## SOURCE DATA
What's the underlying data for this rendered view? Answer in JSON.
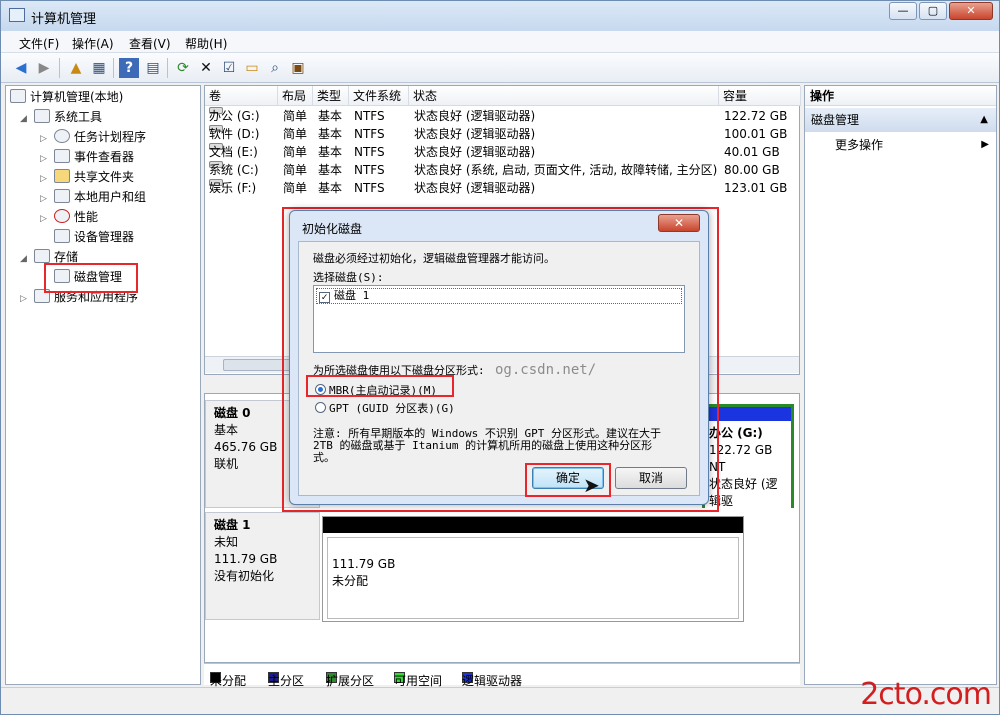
{
  "window": {
    "title": "计算机管理",
    "btn_min": "—",
    "btn_max": "▢",
    "btn_close": "✕"
  },
  "menu": [
    "文件(F)",
    "操作(A)",
    "查看(V)",
    "帮助(H)"
  ],
  "tree": {
    "root": "计算机管理(本地)",
    "system_tools": "系统工具",
    "task_scheduler": "任务计划程序",
    "event_viewer": "事件查看器",
    "shared_folders": "共享文件夹",
    "local_users": "本地用户和组",
    "performance": "性能",
    "device_manager": "设备管理器",
    "storage": "存储",
    "disk_management": "磁盘管理",
    "services": "服务和应用程序"
  },
  "columns": [
    "卷",
    "布局",
    "类型",
    "文件系统",
    "状态",
    "容量"
  ],
  "volumes": [
    {
      "name": "办公 (G:)",
      "layout": "简单",
      "type": "基本",
      "fs": "NTFS",
      "status": "状态良好 (逻辑驱动器)",
      "capacity": "122.72 GB"
    },
    {
      "name": "软件 (D:)",
      "layout": "简单",
      "type": "基本",
      "fs": "NTFS",
      "status": "状态良好 (逻辑驱动器)",
      "capacity": "100.01 GB"
    },
    {
      "name": "文档 (E:)",
      "layout": "简单",
      "type": "基本",
      "fs": "NTFS",
      "status": "状态良好 (逻辑驱动器)",
      "capacity": "40.01 GB"
    },
    {
      "name": "系统 (C:)",
      "layout": "简单",
      "type": "基本",
      "fs": "NTFS",
      "status": "状态良好 (系统, 启动, 页面文件, 活动, 故障转储, 主分区)",
      "capacity": "80.00 GB"
    },
    {
      "name": "娱乐 (F:)",
      "layout": "简单",
      "type": "基本",
      "fs": "NTFS",
      "status": "状态良好 (逻辑驱动器)",
      "capacity": "123.01 GB"
    }
  ],
  "disk0": {
    "name": "磁盘 0",
    "type": "基本",
    "size": "465.76 GB",
    "state": "联机",
    "partition_name": "办公 (G:)",
    "partition_size": "122.72 GB NT",
    "partition_status": "状态良好 (逻辑驱"
  },
  "disk1": {
    "name": "磁盘 1",
    "type": "未知",
    "size": "111.79 GB",
    "state": "没有初始化",
    "area_size": "111.79 GB",
    "area_state": "未分配"
  },
  "legend": [
    "未分配",
    "主分区",
    "扩展分区",
    "可用空间",
    "逻辑驱动器"
  ],
  "legend_colors": [
    "#000000",
    "#1a1a8c",
    "#2f8a2f",
    "#33dd33",
    "#1a35e0"
  ],
  "actions": {
    "header": "操作",
    "section": "磁盘管理",
    "more": "更多操作"
  },
  "dialog": {
    "title": "初始化磁盘",
    "close": "✕",
    "desc": "磁盘必须经过初始化，逻辑磁盘管理器才能访问。",
    "select_label": "选择磁盘(S):",
    "disk_item": "磁盘 1",
    "style_label": "为所选磁盘使用以下磁盘分区形式:",
    "watermark_text": "og.csdn.net/",
    "mbr": "MBR(主启动记录)(M)",
    "gpt": "GPT (GUID 分区表)(G)",
    "note": "注意: 所有早期版本的 Windows 不识别 GPT 分区形式。建议在大于",
    "note2": "2TB 的磁盘或基于 Itanium 的计算机所用的磁盘上使用这种分区形",
    "note3": "式。",
    "ok": "确定",
    "cancel": "取消"
  },
  "watermark": "2cto.com"
}
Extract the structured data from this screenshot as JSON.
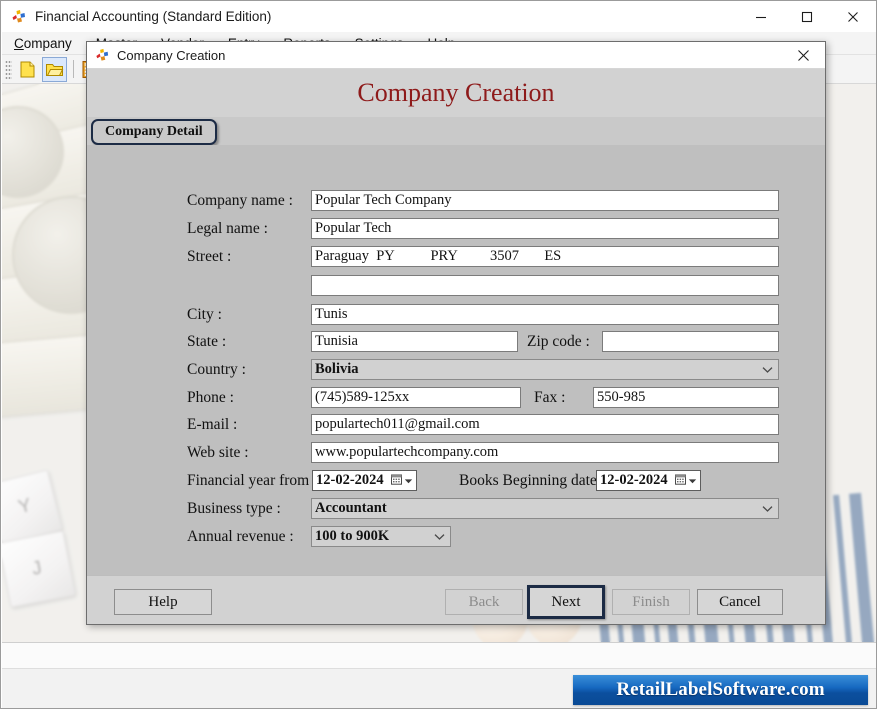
{
  "app": {
    "title": "Financial Accounting (Standard Edition)",
    "icon": "app-logo-icon",
    "window_controls": {
      "minimize": "minimize-icon",
      "maximize": "maximize-icon",
      "close": "close-icon"
    },
    "menu": [
      {
        "label": "Company",
        "accel": "C"
      },
      {
        "label": "Master",
        "accel": "M"
      },
      {
        "label": "Vendor",
        "accel": "V"
      },
      {
        "label": "Entry",
        "accel": "E"
      },
      {
        "label": "Reports",
        "accel": "R"
      },
      {
        "label": "Settings",
        "accel": "S"
      },
      {
        "label": "Help",
        "accel": "H"
      }
    ],
    "toolbar": [
      {
        "name": "new-company-icon",
        "title": "New Company"
      },
      {
        "name": "open-company-icon",
        "title": "Open Company"
      },
      {
        "name": "calculator-icon",
        "title": "Calculator"
      }
    ]
  },
  "dialog": {
    "titlebar": {
      "icon": "app-logo-icon",
      "title": "Company Creation",
      "close": "close-icon"
    },
    "header": "Company Creation",
    "tabs": [
      {
        "label": "Company Detail",
        "active": true
      }
    ],
    "fields": {
      "company_name": {
        "label": "Company name :",
        "value": "Popular Tech Company",
        "placeholder": ""
      },
      "legal_name": {
        "label": "Legal name :",
        "value": "Popular Tech",
        "placeholder": ""
      },
      "street": {
        "label": "Street :",
        "value": "Paraguay  PY          PRY         3507       ES",
        "placeholder": ""
      },
      "street2": {
        "label": "",
        "value": "",
        "placeholder": ""
      },
      "city": {
        "label": "City :",
        "value": "Tunis",
        "placeholder": ""
      },
      "state": {
        "label": "State :",
        "value": "Tunisia",
        "placeholder": ""
      },
      "zip_code": {
        "label": "Zip code :",
        "value": "",
        "placeholder": ""
      },
      "country": {
        "label": "Country :",
        "value": "Bolivia",
        "type": "combobox"
      },
      "phone": {
        "label": "Phone :",
        "value": "(745)589-125xx",
        "placeholder": ""
      },
      "fax": {
        "label": "Fax :",
        "value": "550-985",
        "placeholder": ""
      },
      "email": {
        "label": "E-mail :",
        "value": "populartech011@gmail.com",
        "placeholder": ""
      },
      "website": {
        "label": "Web site :",
        "value": "www.populartechcompany.com",
        "placeholder": ""
      },
      "financial_year_from": {
        "label": "Financial year from :",
        "value": "12-02-2024",
        "type": "datepicker"
      },
      "books_beginning_date": {
        "label": "Books Beginning date:",
        "value": "12-02-2024",
        "type": "datepicker"
      },
      "business_type": {
        "label": "Business type :",
        "value": "Accountant",
        "type": "combobox"
      },
      "annual_revenue": {
        "label": "Annual revenue :",
        "value": "100 to 900K",
        "type": "combobox"
      }
    },
    "buttons": {
      "help": {
        "label": "Help",
        "state": "enabled"
      },
      "back": {
        "label": "Back",
        "state": "disabled"
      },
      "next": {
        "label": "Next",
        "state": "focused"
      },
      "finish": {
        "label": "Finish",
        "state": "disabled"
      },
      "cancel": {
        "label": "Cancel",
        "state": "enabled"
      }
    }
  },
  "watermark": {
    "text": "RetailLabelSoftware.com"
  },
  "colors": {
    "header_text": "#8e1a1a",
    "dialog_bg": "#bfbfbf",
    "tab_border": "#1c2b45",
    "watermark_bg": "#1668c0",
    "watermark_text": "#ffffff"
  }
}
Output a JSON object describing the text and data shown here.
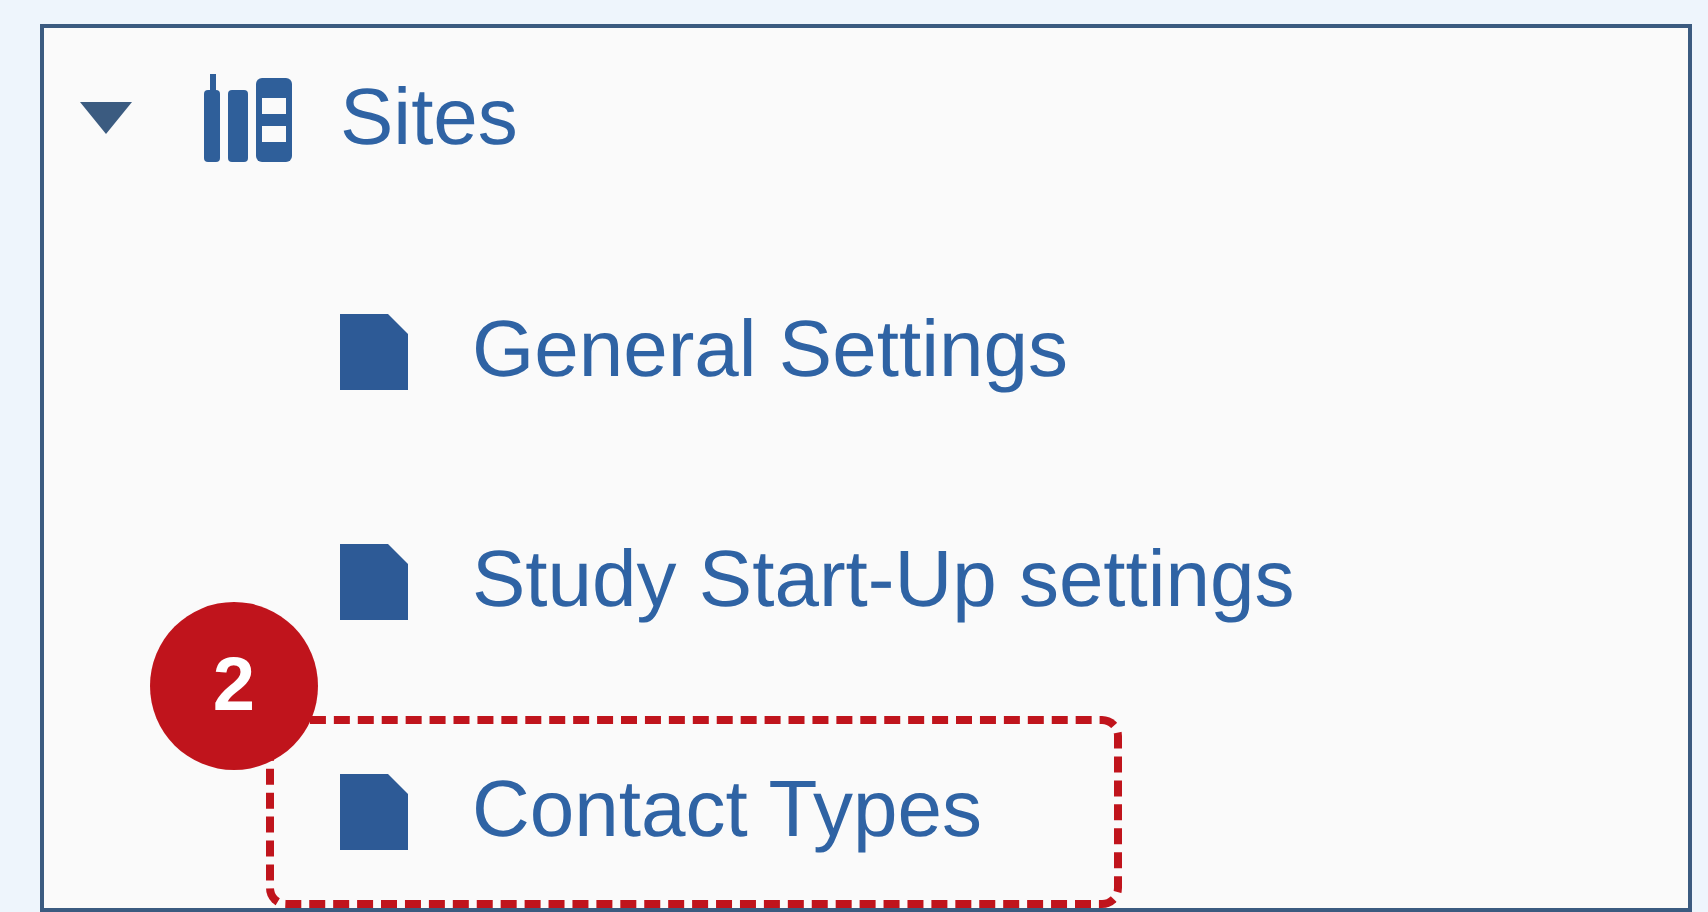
{
  "tree": {
    "label": "Sites",
    "expanded": true,
    "children": [
      {
        "label": "General Settings",
        "highlighted": false
      },
      {
        "label": "Study Start-Up settings",
        "highlighted": false
      },
      {
        "label": "Contact Types",
        "highlighted": true,
        "callout": "2"
      }
    ]
  }
}
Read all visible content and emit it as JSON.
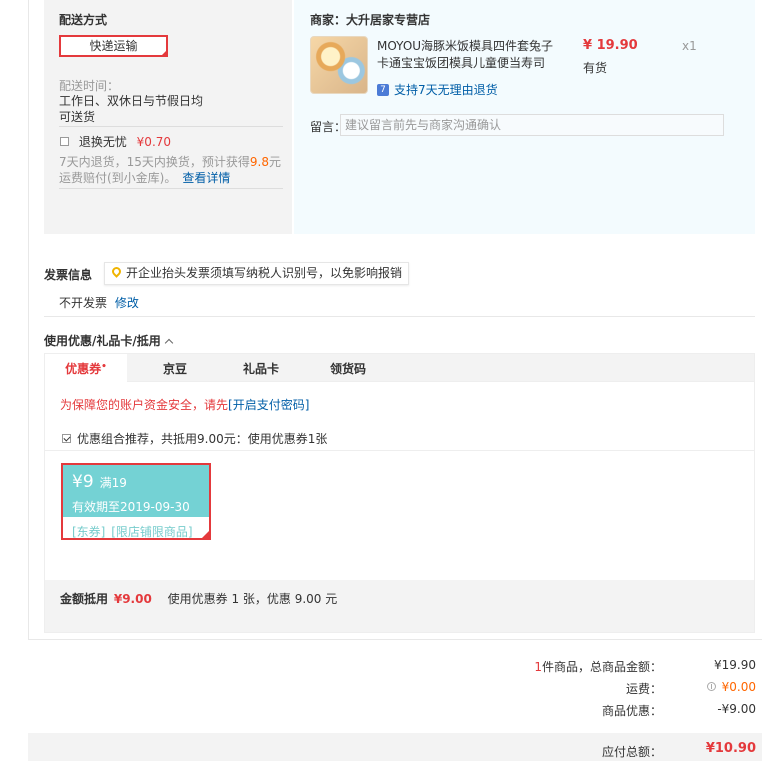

## BRIEF
Repeat the data above exactly, but not the pictures.

## THE REPLY
What's the underlying data for this rendered view? Answer in JSON.
{
  "window": {
    "title": "计算机管理",
    "btn_min": "—",
    "btn_max": "▢",
    "btn_close": "✕"
  },
  "menu": [
    "文件(F)",
    "操作(A)",
    "查看(V)",
    "帮助(H)"
  ],
  "tree": {
    "root": "计算机管理(本地)",
    "system_tools": "系统工具",
    "task_scheduler": "任务计划程序",
    "event_viewer": "事件查看器",
    "shared_folders": "共享文件夹",
    "local_users": "本地用户和组",
    "performance": "性能",
    "device_manager": "设备管理器",
    "storage": "存储",
    "disk_management": "磁盘管理",
    "services": "服务和应用程序"
  },
  "columns": [
    "卷",
    "布局",
    "类型",
    "文件系统",
    "状态",
    "容量"
  ],
  "volumes": [
    {
      "name": "办公 (G:)",
      "layout": "简单",
      "type": "基本",
      "fs": "NTFS",
      "status": "状态良好 (逻辑驱动器)",
      "capacity": "122.72 GB"
    },
    {
      "name": "软件 (D:)",
      "layout": "简单",
      "type": "基本",
      "fs": "NTFS",
      "status": "状态良好 (逻辑驱动器)",
      "capacity": "100.01 GB"
    },
    {
      "name": "文档 (E:)",
      "layout": "简单",
      "type": "基本",
      "fs": "NTFS",
      "status": "状态良好 (逻辑驱动器)",
      "capacity": "40.01 GB"
    },
    {
      "name": "系统 (C:)",
      "layout": "简单",
      "type": "基本",
      "fs": "NTFS",
      "status": "状态良好 (系统, 启动, 页面文件, 活动, 故障转储, 主分区)",
      "capacity": "80.00 GB"
    },
    {
      "name": "娱乐 (F:)",
      "layout": "简单",
      "type": "基本",
      "fs": "NTFS",
      "status": "状态良好 (逻辑驱动器)",
      "capacity": "123.01 GB"
    }
  ],
  "disk0": {
    "name": "磁盘 0",
    "type": "基本",
    "size": "465.76 GB",
    "state": "联机",
    "partition_name": "办公 (G:)",
    "partition_size": "122.72 GB NT",
    "partition_status": "状态良好 (逻辑驱"
  },
  "disk1": {
    "name": "磁盘 1",
    "type": "未知",
    "size": "111.79 GB",
    "state": "没有初始化",
    "area_size": "111.79 GB",
    "area_state": "未分配"
  },
  "legend": [
    "未分配",
    "主分区",
    "扩展分区",
    "可用空间",
    "逻辑驱动器"
  ],
  "legend_colors": [
    "#000000",
    "#1a1a8c",
    "#2f8a2f",
    "#33dd33",
    "#1a35e0"
  ],
  "actions": {
    "header": "操作",
    "section": "磁盘管理",
    "more": "更多操作"
  },
  "dialog": {
    "title": "初始化磁盘",
    "close": "✕",
    "desc": "磁盘必须经过初始化，逻辑磁盘管理器才能访问。",
    "select_label": "选择磁盘(S):",
    "disk_item": "磁盘 1",
    "style_label": "为所选磁盘使用以下磁盘分区形式:",
    "watermark_text": "og.csdn.net/",
    "mbr": "MBR(主启动记录)(M)",
    "gpt": "GPT (GUID 分区表)(G)",
    "note": "注意: 所有早期版本的 Windows 不识别 GPT 分区形式。建议在大于",
    "note2": "2TB 的磁盘或基于 Itanium 的计算机所用的磁盘上使用这种分区形",
    "note3": "式。",
    "ok": "确定",
    "cancel": "取消"
  },
  "watermark": "2cto.com"
}
Extract the structured data from this screenshot as JSON.
{
  "app": {
    "title": "Financial Accounting (Standard Edition)",
    "icon": "app-logo-icon",
    "window_controls": {
      "minimize": "minimize-icon",
      "maximize": "maximize-icon",
      "close": "close-icon"
    },
    "menu": [
      {
        "label": "Company",
        "accel": "C"
      },
      {
        "label": "Master",
        "accel": "M"
      },
      {
        "label": "Vendor",
        "accel": "V"
      },
      {
        "label": "Entry",
        "accel": "E"
      },
      {
        "label": "Reports",
        "accel": "R"
      },
      {
        "label": "Settings",
        "accel": "S"
      },
      {
        "label": "Help",
        "accel": "H"
      }
    ],
    "toolbar": [
      {
        "name": "new-company-icon",
        "title": "New Company"
      },
      {
        "name": "open-company-icon",
        "title": "Open Company"
      },
      {
        "name": "calculator-icon",
        "title": "Calculator"
      }
    ]
  },
  "dialog": {
    "titlebar": {
      "icon": "app-logo-icon",
      "title": "Company Creation",
      "close": "close-icon"
    },
    "header": "Company Creation",
    "tabs": [
      {
        "label": "Company Detail",
        "active": true
      }
    ],
    "fields": {
      "company_name": {
        "label": "Company name :",
        "value": "Popular Tech Company",
        "placeholder": ""
      },
      "legal_name": {
        "label": "Legal name :",
        "value": "Popular Tech",
        "placeholder": ""
      },
      "street": {
        "label": "Street :",
        "value": "Paraguay  PY          PRY         3507       ES",
        "placeholder": ""
      },
      "street2": {
        "label": "",
        "value": "",
        "placeholder": ""
      },
      "city": {
        "label": "City :",
        "value": "Tunis",
        "placeholder": ""
      },
      "state": {
        "label": "State :",
        "value": "Tunisia",
        "placeholder": ""
      },
      "zip_code": {
        "label": "Zip code :",
        "value": "",
        "placeholder": ""
      },
      "country": {
        "label": "Country :",
        "value": "Bolivia",
        "type": "combobox"
      },
      "phone": {
        "label": "Phone :",
        "value": "(745)589-125xx",
        "placeholder": ""
      },
      "fax": {
        "label": "Fax :",
        "value": "550-985",
        "placeholder": ""
      },
      "email": {
        "label": "E-mail :",
        "value": "populartech011@gmail.com",
        "placeholder": ""
      },
      "website": {
        "label": "Web site :",
        "value": "www.populartechcompany.com",
        "placeholder": ""
      },
      "financial_year_from": {
        "label": "Financial year from :",
        "value": "12-02-2024",
        "type": "datepicker"
      },
      "books_beginning_date": {
        "label": "Books Beginning date:",
        "value": "12-02-2024",
        "type": "datepicker"
      },
      "business_type": {
        "label": "Business type :",
        "value": "Accountant",
        "type": "combobox"
      },
      "annual_revenue": {
        "label": "Annual revenue :",
        "value": "100 to 900K",
        "type": "combobox"
      }
    },
    "buttons": {
      "help": {
        "label": "Help",
        "state": "enabled"
      },
      "back": {
        "label": "Back",
        "state": "disabled"
      },
      "next": {
        "label": "Next",
        "state": "focused"
      },
      "finish": {
        "label": "Finish",
        "state": "disabled"
      },
      "cancel": {
        "label": "Cancel",
        "state": "enabled"
      }
    }
  },
  "watermark": {
    "text": "RetailLabelSoftware.com"
  },
  "colors": {
    "header_text": "#8e1a1a",
    "dialog_bg": "#bfbfbf",
    "tab_border": "#1c2b45",
    "watermark_bg": "#1668c0",
    "watermark_text": "#ffffff"
  }
}
Output a JSON object describing the text and data shown here.
{
  "tree": {
    "label": "Sites",
    "expanded": true,
    "children": [
      {
        "label": "General Settings",
        "highlighted": false
      },
      {
        "label": "Study Start-Up settings",
        "highlighted": false
      },
      {
        "label": "Contact Types",
        "highlighted": true,
        "callout": "2"
      }
    ]
  }
}
Read all visible content and emit it as JSON.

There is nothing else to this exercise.